EXERCISE INSTRUCTIONS. Print every line of the listing exactly, please.

* start *

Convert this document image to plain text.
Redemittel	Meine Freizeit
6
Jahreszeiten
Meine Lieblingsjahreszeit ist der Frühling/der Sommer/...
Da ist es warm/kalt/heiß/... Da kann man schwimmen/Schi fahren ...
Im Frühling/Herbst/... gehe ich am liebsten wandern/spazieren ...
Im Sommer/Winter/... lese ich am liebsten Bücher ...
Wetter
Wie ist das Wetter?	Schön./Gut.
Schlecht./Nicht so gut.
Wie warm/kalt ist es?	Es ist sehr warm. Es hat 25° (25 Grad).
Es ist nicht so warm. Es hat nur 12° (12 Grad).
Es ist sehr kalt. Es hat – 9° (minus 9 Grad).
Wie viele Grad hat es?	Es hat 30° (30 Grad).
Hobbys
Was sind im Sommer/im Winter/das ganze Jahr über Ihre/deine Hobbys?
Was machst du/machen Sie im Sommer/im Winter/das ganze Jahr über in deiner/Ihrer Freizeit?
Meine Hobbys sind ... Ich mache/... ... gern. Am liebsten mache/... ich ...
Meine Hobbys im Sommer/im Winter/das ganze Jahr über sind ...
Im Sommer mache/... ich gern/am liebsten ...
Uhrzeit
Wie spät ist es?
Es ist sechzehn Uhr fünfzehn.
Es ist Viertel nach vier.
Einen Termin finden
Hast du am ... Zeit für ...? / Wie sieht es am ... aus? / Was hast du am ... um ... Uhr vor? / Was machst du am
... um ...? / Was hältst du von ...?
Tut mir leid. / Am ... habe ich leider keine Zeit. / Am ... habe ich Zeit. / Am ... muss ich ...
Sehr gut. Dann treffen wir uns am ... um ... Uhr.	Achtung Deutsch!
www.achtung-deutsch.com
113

* end *

WRITTEN ANSWER.
Convert this document image to plain text.
Redemittel	Meine Freizeit
6
Jahreszeiten
Meine Lieblingsjahreszeit ist der Frühling/der Sommer/...
Da ist es warm/kalt/heiß/... Da kann man schwimmen/Schi fahren ...
Im Frühling/Herbst/... gehe ich am liebsten wandern/spazieren ...
Im Sommer/Winter/... lese ich am liebsten Bücher ...
Wetter
Wie ist das Wetter?	Schön./Gut.
Schlecht./Nicht so gut.
Wie warm/kalt ist es?	Es ist sehr warm. Es hat 25° (25 Grad).
Es ist nicht so warm. Es hat nur 12° (12 Grad).
Es ist sehr kalt. Es hat – 9° (minus 9 Grad).
Wie viele Grad hat es?	Es hat 30° (30 Grad).
Hobbys
Was sind im Sommer/im Winter/das ganze Jahr über Ihre/deine Hobbys?
Was machst du/machen Sie im Sommer/im Winter/das ganze Jahr über in deiner/Ihrer Freizeit?
Meine Hobbys sind ... Ich mache/... ... gern. Am liebsten mache/... ich ...
Meine Hobbys im Sommer/im Winter/das ganze Jahr über sind ...
Im Sommer mache/... ich gern/am liebsten ...
Uhrzeit
Wie spät ist es?
Es ist sechzehn Uhr fünfzehn.
Es ist Viertel nach vier.
Einen Termin finden
Hast du am ... Zeit für ...? / Wie sieht es am ... aus? / Was hast du am ... um ... Uhr vor? / Was machst du am
... um ...? / Was hältst du von ...?
Tut mir leid. / Am ... habe ich leider keine Zeit. / Am ... habe ich Zeit. / Am ... muss ich ...
Sehr gut. Dann treffen wir uns am ... um ... Uhr.	Achtung Deutsch!
www.achtung-deutsch.com
113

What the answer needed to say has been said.